**Requirement**: Search the records for the word "либо" and pick out every line that has it.

(Saved entries)
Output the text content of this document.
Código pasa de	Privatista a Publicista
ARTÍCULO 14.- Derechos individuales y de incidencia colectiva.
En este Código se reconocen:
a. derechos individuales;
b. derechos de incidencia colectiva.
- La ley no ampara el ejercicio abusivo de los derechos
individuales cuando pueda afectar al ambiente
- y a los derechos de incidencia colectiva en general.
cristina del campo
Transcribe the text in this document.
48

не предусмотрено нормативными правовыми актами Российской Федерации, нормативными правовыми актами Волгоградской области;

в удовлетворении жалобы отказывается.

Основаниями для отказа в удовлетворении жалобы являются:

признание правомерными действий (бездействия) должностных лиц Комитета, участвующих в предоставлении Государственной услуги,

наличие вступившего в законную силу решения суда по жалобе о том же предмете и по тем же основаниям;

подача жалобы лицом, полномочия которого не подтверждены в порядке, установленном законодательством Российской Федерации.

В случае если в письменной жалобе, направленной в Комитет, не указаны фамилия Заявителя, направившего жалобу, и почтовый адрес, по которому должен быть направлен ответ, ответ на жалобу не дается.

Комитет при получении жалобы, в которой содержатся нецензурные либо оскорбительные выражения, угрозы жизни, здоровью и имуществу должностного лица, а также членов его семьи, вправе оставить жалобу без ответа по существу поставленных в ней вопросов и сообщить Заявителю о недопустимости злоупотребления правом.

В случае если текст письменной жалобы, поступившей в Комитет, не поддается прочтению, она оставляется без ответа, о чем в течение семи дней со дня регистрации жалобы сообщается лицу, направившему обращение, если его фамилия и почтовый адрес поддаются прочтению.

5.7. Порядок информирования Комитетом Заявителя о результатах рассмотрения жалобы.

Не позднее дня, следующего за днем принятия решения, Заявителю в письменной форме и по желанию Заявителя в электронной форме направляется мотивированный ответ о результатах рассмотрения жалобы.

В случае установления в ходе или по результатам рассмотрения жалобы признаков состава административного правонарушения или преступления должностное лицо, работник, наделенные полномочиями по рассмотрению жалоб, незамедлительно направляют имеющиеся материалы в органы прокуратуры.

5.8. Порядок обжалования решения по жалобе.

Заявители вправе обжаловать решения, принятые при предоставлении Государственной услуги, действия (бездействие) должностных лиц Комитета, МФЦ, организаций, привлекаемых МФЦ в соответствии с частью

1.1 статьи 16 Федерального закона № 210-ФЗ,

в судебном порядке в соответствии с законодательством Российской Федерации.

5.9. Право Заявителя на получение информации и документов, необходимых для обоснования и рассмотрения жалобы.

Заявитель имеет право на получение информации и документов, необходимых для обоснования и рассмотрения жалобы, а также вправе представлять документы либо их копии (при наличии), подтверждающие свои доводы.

**Solution for this exercise**:
Комитет при получении жалобы, в которой содержатся нецензурные либо оскорбительные выражения, угрозы жизни, здоровью и имуществу должностного лица, а также членов его семьи, вправе оставить жалобу без ответа по существу поставленных в ней вопросов и сообщить Заявителю о недопустимости злоупотребления правом.
Заявитель имеет право на получение информации и документов, необходимых для обоснования и рассмотрения жалобы, а также вправе представлять документы либо их копии (при наличии), подтверждающие свои доводы.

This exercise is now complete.